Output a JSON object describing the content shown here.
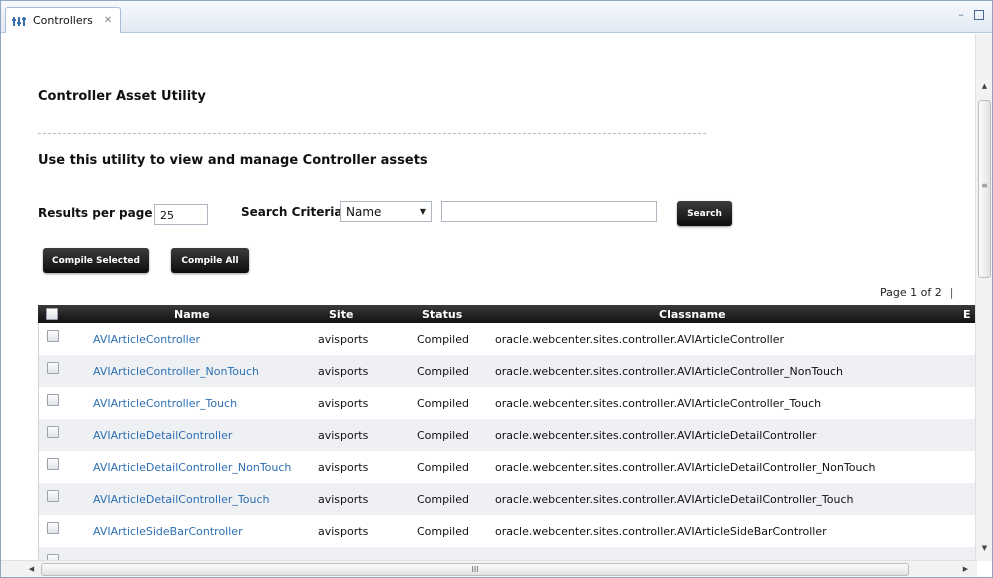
{
  "tab": {
    "label": "Controllers",
    "close_glyph": "✕",
    "icon": "controllers-icon"
  },
  "window_controls": {
    "minimize": "▭",
    "maximize": "□"
  },
  "page": {
    "title": "Controller Asset Utility",
    "subtitle": "Use this utility to view and manage Controller assets"
  },
  "form": {
    "results_label": "Results per page",
    "results_value": "25",
    "criteria_label": "Search Criteria",
    "criteria_selected": "Name",
    "search_value": "",
    "search_button": "Search",
    "compile_selected_button": "Compile Selected",
    "compile_all_button": "Compile All"
  },
  "pager": {
    "text": "Page 1 of 2",
    "separator": "|"
  },
  "table": {
    "headers": {
      "name": "Name",
      "site": "Site",
      "status": "Status",
      "classname": "Classname",
      "extra": "E"
    },
    "rows": [
      {
        "name": "AVIArticleController",
        "site": "avisports",
        "status": "Compiled",
        "classname": "oracle.webcenter.sites.controller.AVIArticleController"
      },
      {
        "name": "AVIArticleController_NonTouch",
        "site": "avisports",
        "status": "Compiled",
        "classname": "oracle.webcenter.sites.controller.AVIArticleController_NonTouch"
      },
      {
        "name": "AVIArticleController_Touch",
        "site": "avisports",
        "status": "Compiled",
        "classname": "oracle.webcenter.sites.controller.AVIArticleController_Touch"
      },
      {
        "name": "AVIArticleDetailController",
        "site": "avisports",
        "status": "Compiled",
        "classname": "oracle.webcenter.sites.controller.AVIArticleDetailController"
      },
      {
        "name": "AVIArticleDetailController_NonTouch",
        "site": "avisports",
        "status": "Compiled",
        "classname": "oracle.webcenter.sites.controller.AVIArticleDetailController_NonTouch"
      },
      {
        "name": "AVIArticleDetailController_Touch",
        "site": "avisports",
        "status": "Compiled",
        "classname": "oracle.webcenter.sites.controller.AVIArticleDetailController_Touch"
      },
      {
        "name": "AVIArticleSideBarController",
        "site": "avisports",
        "status": "Compiled",
        "classname": "oracle.webcenter.sites.controller.AVIArticleSideBarController"
      }
    ]
  },
  "scrollbar": {
    "grip": "III",
    "vgrip": "≡"
  },
  "colors": {
    "link": "#2d6fb5",
    "header_bg": "#1a1a1a",
    "row_alt": "#eef0f3"
  }
}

********************

**Exercise goal:**
Reproduce each entry precisely, dropping only the pictures.

**Problem solution:**
Output a JSON object describing the content shown here.
{
  "tab": {
    "label": "Controllers",
    "close_glyph": "✕",
    "icon": "controllers-icon"
  },
  "window_controls": {
    "minimize": "▭",
    "maximize": "□"
  },
  "page": {
    "title": "Controller Asset Utility",
    "subtitle": "Use this utility to view and manage Controller assets"
  },
  "form": {
    "results_label": "Results per page",
    "results_value": "25",
    "criteria_label": "Search Criteria",
    "criteria_selected": "Name",
    "search_value": "",
    "search_button": "Search",
    "compile_selected_button": "Compile Selected",
    "compile_all_button": "Compile All"
  },
  "pager": {
    "text": "Page 1 of 2",
    "separator": "|"
  },
  "table": {
    "headers": {
      "name": "Name",
      "site": "Site",
      "status": "Status",
      "classname": "Classname",
      "extra": "E"
    },
    "rows": [
      {
        "name": "AVIArticleController",
        "site": "avisports",
        "status": "Compiled",
        "classname": "oracle.webcenter.sites.controller.AVIArticleController"
      },
      {
        "name": "AVIArticleController_NonTouch",
        "site": "avisports",
        "status": "Compiled",
        "classname": "oracle.webcenter.sites.controller.AVIArticleController_NonTouch"
      },
      {
        "name": "AVIArticleController_Touch",
        "site": "avisports",
        "status": "Compiled",
        "classname": "oracle.webcenter.sites.controller.AVIArticleController_Touch"
      },
      {
        "name": "AVIArticleDetailController",
        "site": "avisports",
        "status": "Compiled",
        "classname": "oracle.webcenter.sites.controller.AVIArticleDetailController"
      },
      {
        "name": "AVIArticleDetailController_NonTouch",
        "site": "avisports",
        "status": "Compiled",
        "classname": "oracle.webcenter.sites.controller.AVIArticleDetailController_NonTouch"
      },
      {
        "name": "AVIArticleDetailController_Touch",
        "site": "avisports",
        "status": "Compiled",
        "classname": "oracle.webcenter.sites.controller.AVIArticleDetailController_Touch"
      },
      {
        "name": "AVIArticleSideBarController",
        "site": "avisports",
        "status": "Compiled",
        "classname": "oracle.webcenter.sites.controller.AVIArticleSideBarController"
      }
    ]
  },
  "scrollbar": {
    "grip": "III",
    "vgrip": "≡"
  },
  "colors": {
    "link": "#2d6fb5",
    "header_bg": "#1a1a1a",
    "row_alt": "#eef0f3"
  }
}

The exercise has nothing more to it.